## EXERCISE DIRECTIONS:
For each of the following statements, say whether it agrees with the text on digital origami, answering yes or no and quoting the words of the text that decide it: (a) each tile can typically snap between two symmetric states; (b) the digital origami concept is limited to macroscale materials; (c) smocking means tying together parts of a sheet.

## EXTRACT:
☆ ☆ ☆

This paper describes “digital origami” from geometrically frustrated tiles: arrays of structures that cannot attain an energetically favorable flat state because of internal constraints. Each tile can typically snap between two symmetric energy-minimizing states, and neighboring tiles are coupled so that a collection of binary tile states determines the local curvature of the entire sheet. Modular structures like these tiles give great advantages in manufacturing and in predictive simulation, and their discrete nature is a good match for digital readout and control of self-folding systems.

The digital origami concept applies to materials from the nanoscale to the macroscale. An example from previous researchers is a metal sheet with an array of dimples that can flex up or down. In this paper we investigate more general techniques that can develop planar sheets into bistable structures. Such methods include installing compressed pieces into a flat sheet of material, or tying together parts of a sheet (smocking). These methods work with a large variety of technologically important materials including circuit boards and semiconductor substrates.

☆ ☆ ☆

## INFORMATION PROVIDED:
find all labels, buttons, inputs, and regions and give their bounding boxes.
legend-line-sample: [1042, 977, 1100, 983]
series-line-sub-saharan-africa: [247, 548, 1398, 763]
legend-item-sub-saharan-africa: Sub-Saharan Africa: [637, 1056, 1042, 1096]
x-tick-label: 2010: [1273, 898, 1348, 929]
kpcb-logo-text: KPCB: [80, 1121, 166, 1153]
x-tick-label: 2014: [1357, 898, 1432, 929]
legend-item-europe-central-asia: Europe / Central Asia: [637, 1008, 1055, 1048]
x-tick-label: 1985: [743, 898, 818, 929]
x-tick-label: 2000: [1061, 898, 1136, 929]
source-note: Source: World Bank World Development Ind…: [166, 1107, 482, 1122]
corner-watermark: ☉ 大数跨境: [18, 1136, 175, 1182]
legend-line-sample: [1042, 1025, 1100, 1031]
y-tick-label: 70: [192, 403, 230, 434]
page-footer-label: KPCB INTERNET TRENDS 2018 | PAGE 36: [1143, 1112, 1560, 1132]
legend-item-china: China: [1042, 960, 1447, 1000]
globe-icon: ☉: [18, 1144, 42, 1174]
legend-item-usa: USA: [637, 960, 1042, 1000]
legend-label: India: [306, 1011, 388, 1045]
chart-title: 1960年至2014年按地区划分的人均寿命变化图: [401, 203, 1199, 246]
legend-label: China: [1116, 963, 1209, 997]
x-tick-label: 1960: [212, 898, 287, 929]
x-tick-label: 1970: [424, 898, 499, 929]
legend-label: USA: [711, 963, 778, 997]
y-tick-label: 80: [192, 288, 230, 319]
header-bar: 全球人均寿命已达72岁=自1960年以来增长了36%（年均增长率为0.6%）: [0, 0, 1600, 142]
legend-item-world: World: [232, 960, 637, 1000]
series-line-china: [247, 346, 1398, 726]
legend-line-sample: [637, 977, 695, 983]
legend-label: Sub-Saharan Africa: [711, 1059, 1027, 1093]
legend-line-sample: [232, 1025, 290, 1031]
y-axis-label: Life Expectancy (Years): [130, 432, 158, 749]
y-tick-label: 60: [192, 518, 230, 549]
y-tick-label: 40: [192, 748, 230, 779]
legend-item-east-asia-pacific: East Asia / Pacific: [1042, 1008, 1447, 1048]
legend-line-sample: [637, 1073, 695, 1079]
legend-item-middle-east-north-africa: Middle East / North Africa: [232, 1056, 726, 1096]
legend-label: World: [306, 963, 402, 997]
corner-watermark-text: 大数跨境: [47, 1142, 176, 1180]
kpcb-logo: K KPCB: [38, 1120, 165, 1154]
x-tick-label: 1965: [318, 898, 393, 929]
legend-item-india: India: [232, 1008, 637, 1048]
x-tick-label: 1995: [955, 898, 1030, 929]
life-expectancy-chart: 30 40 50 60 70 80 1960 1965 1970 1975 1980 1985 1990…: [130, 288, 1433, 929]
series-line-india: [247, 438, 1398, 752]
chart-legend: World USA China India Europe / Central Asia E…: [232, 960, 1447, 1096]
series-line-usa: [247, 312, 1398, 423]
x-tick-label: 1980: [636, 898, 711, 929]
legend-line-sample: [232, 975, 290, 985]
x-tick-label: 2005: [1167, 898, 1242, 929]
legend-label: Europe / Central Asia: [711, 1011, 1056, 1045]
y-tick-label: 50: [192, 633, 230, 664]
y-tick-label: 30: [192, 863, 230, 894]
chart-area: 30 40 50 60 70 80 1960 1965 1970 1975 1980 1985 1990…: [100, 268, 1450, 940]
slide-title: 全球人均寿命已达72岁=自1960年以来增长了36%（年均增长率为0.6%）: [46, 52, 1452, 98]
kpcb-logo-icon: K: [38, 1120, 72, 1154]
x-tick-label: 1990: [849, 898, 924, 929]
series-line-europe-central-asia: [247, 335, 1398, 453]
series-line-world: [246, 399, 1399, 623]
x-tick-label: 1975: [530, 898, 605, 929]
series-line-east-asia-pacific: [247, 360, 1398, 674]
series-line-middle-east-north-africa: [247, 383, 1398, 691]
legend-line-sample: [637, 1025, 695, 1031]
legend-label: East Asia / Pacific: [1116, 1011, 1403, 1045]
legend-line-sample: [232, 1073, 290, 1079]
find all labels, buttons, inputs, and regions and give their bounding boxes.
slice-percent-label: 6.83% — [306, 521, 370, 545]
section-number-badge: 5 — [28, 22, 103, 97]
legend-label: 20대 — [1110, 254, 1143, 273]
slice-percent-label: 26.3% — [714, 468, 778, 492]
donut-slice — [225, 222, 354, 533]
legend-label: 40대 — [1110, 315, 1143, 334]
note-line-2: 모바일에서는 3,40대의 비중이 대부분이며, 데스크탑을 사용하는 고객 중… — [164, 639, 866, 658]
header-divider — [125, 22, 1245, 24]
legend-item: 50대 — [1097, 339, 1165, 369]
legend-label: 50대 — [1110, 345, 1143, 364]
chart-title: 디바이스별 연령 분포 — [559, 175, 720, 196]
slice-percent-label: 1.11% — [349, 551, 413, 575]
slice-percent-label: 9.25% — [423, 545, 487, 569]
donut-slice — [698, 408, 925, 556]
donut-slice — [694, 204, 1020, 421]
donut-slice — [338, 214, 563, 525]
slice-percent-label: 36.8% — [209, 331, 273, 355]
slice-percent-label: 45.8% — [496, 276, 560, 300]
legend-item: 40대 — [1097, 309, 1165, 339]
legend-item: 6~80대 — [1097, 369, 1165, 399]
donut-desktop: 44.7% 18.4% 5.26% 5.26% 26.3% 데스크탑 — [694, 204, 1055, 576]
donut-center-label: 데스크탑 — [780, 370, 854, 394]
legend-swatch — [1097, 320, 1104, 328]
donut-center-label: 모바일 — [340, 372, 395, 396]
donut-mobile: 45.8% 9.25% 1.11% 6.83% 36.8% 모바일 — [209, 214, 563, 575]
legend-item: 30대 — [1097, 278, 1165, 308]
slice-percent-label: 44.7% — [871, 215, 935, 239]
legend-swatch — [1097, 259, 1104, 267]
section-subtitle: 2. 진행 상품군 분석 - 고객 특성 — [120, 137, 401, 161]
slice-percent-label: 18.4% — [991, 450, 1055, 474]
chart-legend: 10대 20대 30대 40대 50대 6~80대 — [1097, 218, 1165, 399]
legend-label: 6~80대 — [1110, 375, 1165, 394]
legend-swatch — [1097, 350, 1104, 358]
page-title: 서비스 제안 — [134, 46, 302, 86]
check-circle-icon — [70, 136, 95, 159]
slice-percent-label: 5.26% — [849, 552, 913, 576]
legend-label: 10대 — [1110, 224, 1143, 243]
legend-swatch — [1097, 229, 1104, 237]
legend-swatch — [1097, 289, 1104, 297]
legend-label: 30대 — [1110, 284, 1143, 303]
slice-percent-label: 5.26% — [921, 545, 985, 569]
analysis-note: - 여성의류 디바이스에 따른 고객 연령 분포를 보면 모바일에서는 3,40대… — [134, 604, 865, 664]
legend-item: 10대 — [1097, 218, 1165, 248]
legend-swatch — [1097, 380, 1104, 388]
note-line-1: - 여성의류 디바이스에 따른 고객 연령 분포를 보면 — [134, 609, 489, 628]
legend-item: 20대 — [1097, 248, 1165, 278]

☆ ☆ ☆

## EXERCISE RESPONSE:
(a) Yes: "Each tile can typically snap between two symmetric energy-minimizing states"
(b) No: "The digital origami concept applies to materials from the nanoscale to the macroscale."
(c) Yes: "tying together parts of a sheet (smocking)"